#### DIRECTIVE:
Each line below that contains "Далматии" counts once; report the total and nothing more.
── TASK INPUTS ──
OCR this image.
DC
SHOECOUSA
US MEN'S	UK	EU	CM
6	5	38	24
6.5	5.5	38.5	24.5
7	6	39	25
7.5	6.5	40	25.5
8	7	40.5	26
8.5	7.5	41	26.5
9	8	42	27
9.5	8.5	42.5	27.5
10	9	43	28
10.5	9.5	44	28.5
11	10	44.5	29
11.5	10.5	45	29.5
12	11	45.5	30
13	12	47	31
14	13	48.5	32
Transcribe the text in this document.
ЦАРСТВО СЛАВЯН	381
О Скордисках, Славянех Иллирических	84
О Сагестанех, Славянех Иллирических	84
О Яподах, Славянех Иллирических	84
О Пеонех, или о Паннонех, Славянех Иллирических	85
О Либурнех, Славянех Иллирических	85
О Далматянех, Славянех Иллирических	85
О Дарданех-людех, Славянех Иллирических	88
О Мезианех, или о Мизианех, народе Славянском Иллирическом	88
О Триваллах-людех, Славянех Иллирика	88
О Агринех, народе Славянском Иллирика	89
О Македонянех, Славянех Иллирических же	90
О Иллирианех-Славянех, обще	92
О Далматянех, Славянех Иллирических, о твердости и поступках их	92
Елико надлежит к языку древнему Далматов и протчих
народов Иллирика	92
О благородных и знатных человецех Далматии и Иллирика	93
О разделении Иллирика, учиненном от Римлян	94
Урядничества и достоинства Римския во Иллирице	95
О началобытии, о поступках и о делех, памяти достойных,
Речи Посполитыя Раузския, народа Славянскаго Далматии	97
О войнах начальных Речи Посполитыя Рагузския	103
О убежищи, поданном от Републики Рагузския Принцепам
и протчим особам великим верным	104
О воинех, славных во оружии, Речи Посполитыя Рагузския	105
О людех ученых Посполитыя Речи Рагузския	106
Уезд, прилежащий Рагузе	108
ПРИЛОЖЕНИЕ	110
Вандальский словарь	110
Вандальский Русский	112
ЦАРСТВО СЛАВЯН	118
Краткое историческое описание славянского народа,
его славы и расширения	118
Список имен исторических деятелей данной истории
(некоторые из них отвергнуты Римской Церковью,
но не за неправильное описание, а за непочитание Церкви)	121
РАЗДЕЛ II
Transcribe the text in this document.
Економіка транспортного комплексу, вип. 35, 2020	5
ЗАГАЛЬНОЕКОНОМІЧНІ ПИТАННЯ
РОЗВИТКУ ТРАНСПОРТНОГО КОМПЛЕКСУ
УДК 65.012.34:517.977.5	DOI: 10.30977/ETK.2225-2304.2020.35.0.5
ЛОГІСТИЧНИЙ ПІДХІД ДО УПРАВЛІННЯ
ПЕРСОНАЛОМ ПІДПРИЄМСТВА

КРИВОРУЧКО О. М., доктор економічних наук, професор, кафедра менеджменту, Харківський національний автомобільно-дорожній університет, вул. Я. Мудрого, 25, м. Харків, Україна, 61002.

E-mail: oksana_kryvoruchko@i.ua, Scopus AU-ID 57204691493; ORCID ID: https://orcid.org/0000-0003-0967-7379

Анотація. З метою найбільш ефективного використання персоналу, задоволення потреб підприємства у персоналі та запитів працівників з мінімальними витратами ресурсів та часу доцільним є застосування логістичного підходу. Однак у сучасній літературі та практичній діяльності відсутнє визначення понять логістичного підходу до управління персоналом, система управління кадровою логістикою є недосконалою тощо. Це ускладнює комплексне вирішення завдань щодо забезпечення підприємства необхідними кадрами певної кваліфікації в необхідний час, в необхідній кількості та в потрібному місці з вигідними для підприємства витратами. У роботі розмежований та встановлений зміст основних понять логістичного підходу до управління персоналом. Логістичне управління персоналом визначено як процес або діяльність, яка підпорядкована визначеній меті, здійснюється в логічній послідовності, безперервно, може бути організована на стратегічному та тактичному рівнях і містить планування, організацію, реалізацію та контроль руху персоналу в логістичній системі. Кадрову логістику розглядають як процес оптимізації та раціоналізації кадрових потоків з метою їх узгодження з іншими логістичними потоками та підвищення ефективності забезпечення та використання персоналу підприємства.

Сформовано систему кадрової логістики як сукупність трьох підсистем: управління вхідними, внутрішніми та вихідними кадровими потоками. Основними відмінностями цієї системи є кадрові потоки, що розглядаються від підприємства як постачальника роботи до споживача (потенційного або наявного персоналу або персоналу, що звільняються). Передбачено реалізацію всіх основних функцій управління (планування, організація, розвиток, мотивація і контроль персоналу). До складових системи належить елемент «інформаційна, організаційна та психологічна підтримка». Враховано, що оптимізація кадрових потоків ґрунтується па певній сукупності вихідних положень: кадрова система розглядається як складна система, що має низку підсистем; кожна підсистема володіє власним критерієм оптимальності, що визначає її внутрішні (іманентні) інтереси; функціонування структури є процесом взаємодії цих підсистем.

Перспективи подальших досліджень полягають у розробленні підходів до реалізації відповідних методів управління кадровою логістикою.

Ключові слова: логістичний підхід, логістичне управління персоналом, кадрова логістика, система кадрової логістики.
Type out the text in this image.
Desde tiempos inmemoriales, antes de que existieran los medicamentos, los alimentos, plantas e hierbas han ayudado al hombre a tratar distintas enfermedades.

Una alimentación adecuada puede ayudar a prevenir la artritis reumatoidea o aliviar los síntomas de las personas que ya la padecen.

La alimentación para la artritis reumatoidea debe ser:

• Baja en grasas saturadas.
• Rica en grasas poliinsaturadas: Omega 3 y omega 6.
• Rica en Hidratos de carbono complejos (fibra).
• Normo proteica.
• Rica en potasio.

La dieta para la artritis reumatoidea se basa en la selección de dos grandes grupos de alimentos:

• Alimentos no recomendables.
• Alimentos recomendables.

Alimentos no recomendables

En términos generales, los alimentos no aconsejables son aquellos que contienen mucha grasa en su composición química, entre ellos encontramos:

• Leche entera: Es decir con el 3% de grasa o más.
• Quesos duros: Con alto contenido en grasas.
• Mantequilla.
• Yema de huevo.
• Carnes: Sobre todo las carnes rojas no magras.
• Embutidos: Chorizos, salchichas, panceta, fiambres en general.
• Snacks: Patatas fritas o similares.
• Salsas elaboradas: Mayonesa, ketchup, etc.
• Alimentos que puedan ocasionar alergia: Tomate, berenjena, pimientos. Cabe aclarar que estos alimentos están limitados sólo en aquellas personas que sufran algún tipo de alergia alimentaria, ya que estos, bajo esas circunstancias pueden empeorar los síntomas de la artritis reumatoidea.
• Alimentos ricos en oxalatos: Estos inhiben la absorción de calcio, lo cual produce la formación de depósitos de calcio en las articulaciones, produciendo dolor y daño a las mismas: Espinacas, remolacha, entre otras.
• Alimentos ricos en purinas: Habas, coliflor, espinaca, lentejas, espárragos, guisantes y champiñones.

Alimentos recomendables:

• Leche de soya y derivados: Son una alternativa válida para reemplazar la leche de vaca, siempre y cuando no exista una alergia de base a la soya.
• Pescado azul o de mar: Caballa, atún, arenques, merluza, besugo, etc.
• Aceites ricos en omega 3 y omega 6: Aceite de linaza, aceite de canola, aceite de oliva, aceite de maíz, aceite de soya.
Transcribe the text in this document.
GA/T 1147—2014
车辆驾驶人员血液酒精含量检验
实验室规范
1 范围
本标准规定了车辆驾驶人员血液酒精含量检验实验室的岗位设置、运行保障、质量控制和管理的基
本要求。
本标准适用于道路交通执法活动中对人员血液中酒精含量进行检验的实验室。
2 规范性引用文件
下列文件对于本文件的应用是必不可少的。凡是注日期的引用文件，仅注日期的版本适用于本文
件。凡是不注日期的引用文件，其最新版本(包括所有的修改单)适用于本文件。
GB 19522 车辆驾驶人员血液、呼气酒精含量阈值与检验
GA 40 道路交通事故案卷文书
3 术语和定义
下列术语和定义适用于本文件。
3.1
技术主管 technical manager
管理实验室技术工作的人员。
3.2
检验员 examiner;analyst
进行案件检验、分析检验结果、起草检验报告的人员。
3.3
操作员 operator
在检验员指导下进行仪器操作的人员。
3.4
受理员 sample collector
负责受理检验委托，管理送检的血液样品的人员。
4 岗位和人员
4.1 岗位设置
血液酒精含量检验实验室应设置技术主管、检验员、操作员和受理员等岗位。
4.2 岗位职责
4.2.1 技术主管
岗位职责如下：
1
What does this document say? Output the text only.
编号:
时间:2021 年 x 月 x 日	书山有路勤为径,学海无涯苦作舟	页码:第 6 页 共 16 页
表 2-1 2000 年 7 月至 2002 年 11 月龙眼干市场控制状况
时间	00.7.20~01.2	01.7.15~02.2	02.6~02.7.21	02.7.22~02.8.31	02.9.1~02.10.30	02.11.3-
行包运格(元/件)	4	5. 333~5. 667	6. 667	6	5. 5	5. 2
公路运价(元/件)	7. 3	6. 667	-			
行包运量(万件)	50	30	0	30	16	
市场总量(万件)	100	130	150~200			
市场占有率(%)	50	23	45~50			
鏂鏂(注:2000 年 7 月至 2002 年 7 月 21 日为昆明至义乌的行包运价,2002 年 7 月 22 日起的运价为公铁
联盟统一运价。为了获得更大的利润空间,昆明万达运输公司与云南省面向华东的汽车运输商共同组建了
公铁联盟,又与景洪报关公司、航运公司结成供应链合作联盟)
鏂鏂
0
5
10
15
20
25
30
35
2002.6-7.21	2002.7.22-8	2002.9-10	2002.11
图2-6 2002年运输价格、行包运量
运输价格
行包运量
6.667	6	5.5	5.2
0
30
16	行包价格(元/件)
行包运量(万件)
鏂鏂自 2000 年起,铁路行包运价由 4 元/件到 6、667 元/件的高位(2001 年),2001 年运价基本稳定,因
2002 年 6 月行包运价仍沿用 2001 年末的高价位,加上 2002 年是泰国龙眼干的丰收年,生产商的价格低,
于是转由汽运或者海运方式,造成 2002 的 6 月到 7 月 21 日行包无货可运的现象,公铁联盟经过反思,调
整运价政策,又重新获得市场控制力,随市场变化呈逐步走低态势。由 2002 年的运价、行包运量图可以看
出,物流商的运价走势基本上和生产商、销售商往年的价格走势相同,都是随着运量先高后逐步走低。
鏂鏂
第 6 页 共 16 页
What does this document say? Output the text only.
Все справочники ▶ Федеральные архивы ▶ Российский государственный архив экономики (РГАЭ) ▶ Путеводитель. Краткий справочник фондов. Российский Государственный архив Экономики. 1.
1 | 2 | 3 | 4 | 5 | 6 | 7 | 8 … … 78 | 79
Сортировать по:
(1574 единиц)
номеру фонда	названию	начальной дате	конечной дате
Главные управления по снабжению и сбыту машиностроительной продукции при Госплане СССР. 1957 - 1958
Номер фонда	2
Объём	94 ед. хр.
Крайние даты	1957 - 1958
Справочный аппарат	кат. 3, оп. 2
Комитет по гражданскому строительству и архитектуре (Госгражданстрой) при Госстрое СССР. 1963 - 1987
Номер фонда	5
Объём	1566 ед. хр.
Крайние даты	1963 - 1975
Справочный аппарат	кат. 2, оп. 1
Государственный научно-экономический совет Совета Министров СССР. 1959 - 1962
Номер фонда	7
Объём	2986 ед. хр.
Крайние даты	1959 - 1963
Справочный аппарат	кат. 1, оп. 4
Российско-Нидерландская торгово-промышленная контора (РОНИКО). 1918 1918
───
#### FINISHED EXERCISE:
2